§ Exercise goal
Find and copy every line in the records that includes the string "BeanPostProcessor".

§ Data provided
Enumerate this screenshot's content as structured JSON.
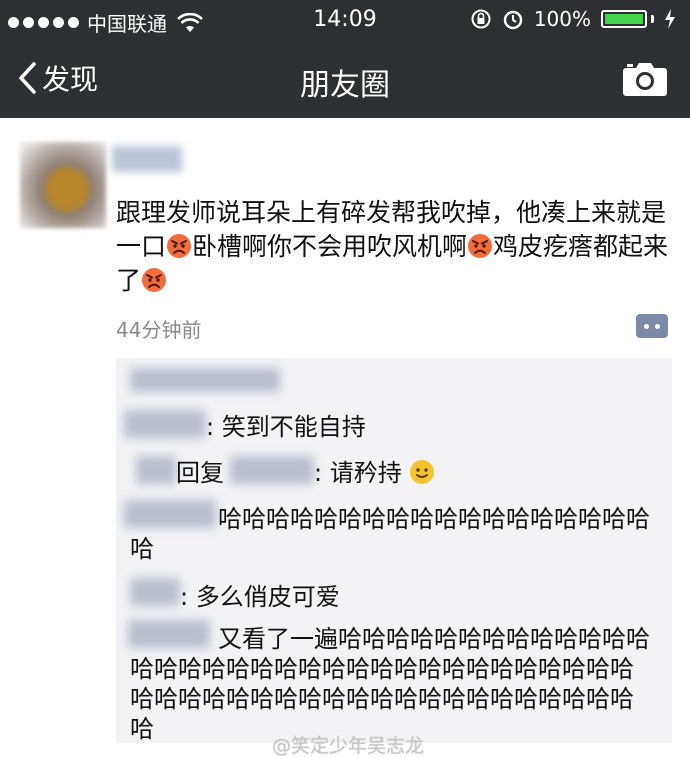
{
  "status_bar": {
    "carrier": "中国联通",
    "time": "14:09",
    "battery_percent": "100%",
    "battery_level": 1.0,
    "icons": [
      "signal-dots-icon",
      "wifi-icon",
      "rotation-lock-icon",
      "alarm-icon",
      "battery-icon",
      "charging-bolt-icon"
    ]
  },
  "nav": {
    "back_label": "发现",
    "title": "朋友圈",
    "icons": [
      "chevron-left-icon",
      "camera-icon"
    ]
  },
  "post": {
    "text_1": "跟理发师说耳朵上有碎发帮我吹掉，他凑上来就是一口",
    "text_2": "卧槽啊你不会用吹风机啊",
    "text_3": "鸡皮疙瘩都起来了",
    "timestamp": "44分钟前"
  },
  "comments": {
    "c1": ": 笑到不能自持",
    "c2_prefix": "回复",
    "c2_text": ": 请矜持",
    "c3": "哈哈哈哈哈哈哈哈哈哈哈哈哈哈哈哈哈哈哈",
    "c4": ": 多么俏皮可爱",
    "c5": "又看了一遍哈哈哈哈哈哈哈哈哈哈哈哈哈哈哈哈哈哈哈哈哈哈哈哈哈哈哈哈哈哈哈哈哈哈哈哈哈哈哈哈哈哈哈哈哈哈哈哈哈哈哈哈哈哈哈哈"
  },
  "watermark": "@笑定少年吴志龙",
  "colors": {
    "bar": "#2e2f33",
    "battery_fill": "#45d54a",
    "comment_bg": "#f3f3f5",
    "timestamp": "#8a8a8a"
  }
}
---
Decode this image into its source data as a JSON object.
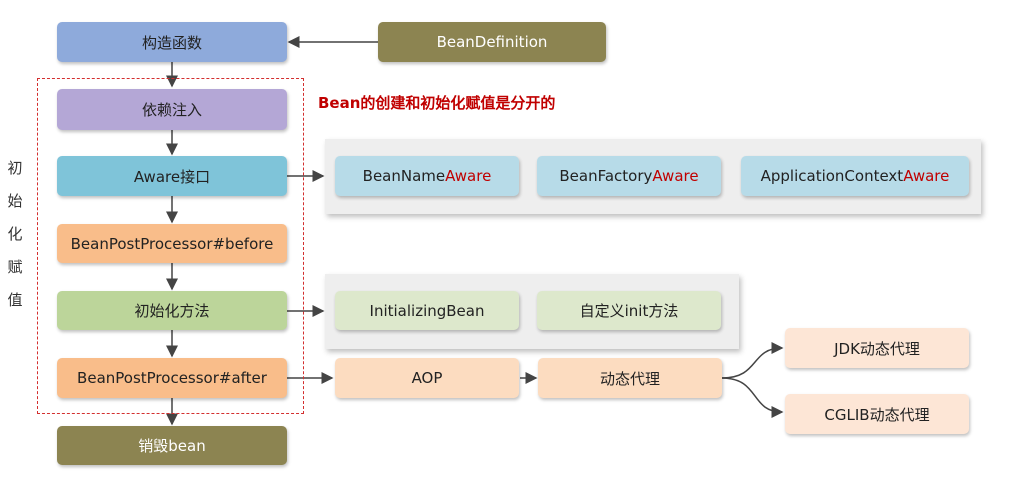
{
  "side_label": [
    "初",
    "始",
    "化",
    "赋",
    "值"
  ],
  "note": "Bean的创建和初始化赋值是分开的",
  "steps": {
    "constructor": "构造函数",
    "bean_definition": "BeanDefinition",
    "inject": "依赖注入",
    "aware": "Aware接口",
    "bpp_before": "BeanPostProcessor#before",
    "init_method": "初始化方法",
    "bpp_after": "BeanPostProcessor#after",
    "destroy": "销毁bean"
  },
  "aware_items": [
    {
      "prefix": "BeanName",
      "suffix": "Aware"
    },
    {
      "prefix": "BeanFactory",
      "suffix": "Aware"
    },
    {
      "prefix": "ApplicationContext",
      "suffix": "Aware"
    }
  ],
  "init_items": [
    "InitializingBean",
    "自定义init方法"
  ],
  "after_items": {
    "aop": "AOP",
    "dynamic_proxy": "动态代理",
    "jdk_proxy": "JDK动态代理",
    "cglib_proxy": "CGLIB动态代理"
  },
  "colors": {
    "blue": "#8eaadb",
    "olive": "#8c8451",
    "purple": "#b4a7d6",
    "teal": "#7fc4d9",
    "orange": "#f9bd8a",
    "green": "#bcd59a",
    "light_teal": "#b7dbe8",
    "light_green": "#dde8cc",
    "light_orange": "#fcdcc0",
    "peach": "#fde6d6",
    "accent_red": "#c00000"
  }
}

§ Exercise output
    "bpp_before": "BeanPostProcessor#before",
    "bpp_after": "BeanPostProcessor#after",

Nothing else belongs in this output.